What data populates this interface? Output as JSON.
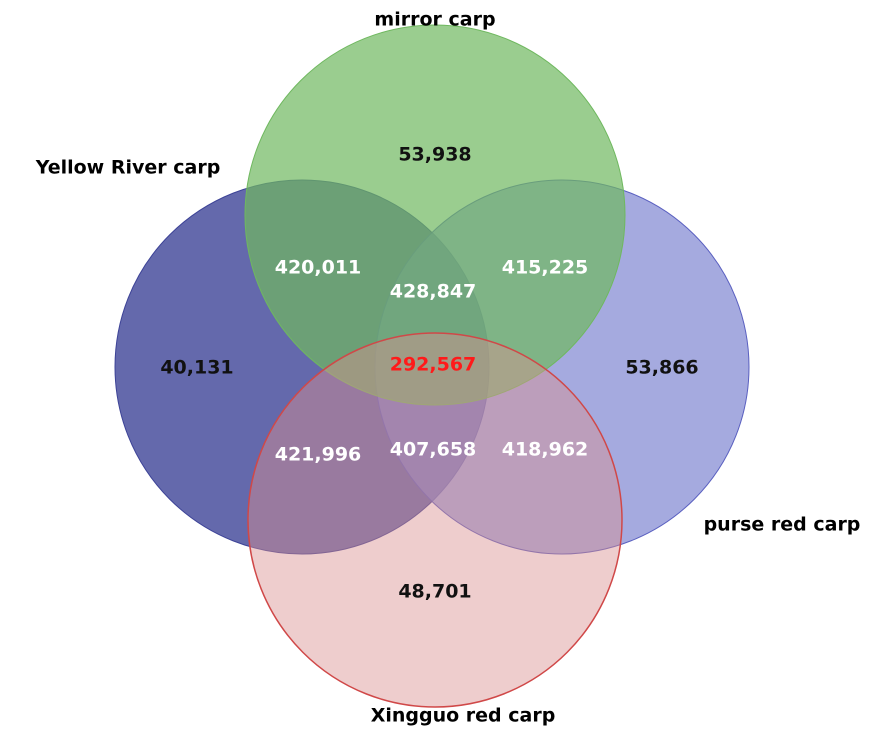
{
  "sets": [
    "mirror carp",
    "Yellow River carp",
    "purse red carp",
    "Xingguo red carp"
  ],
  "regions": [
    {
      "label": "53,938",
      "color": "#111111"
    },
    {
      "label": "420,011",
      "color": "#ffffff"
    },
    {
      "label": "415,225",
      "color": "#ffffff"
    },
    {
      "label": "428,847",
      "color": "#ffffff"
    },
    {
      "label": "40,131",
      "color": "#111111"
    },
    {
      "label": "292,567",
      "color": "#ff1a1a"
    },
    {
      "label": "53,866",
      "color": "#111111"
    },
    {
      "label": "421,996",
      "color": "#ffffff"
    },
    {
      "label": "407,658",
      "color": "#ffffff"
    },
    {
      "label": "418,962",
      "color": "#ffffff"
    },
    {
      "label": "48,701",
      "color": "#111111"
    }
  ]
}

━━━━━━

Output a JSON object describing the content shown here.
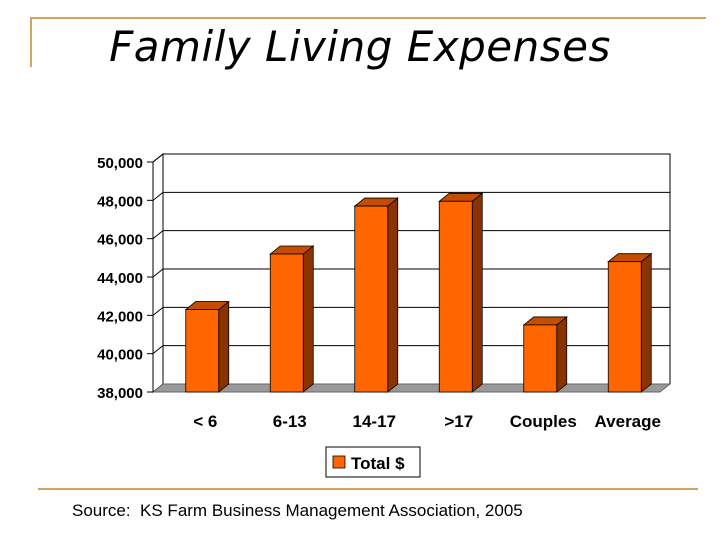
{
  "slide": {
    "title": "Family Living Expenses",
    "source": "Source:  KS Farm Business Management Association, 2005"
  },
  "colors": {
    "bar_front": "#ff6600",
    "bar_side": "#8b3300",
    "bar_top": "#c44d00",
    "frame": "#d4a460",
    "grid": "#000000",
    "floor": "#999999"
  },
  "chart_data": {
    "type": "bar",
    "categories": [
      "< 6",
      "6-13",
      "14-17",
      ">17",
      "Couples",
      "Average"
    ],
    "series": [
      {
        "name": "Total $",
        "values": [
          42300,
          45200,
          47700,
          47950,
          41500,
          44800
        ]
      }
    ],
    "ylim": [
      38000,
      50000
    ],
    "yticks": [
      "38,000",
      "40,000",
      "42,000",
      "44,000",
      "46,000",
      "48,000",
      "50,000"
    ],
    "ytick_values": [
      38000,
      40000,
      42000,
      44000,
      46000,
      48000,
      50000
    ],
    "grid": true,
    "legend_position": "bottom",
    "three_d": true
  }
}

━━━━━━

Exercise requirements
Copy all lines from the material that contain "JSON".

Written solution
What data populates this interface? Output as JSON.
Output a JSON object describing the content shown here.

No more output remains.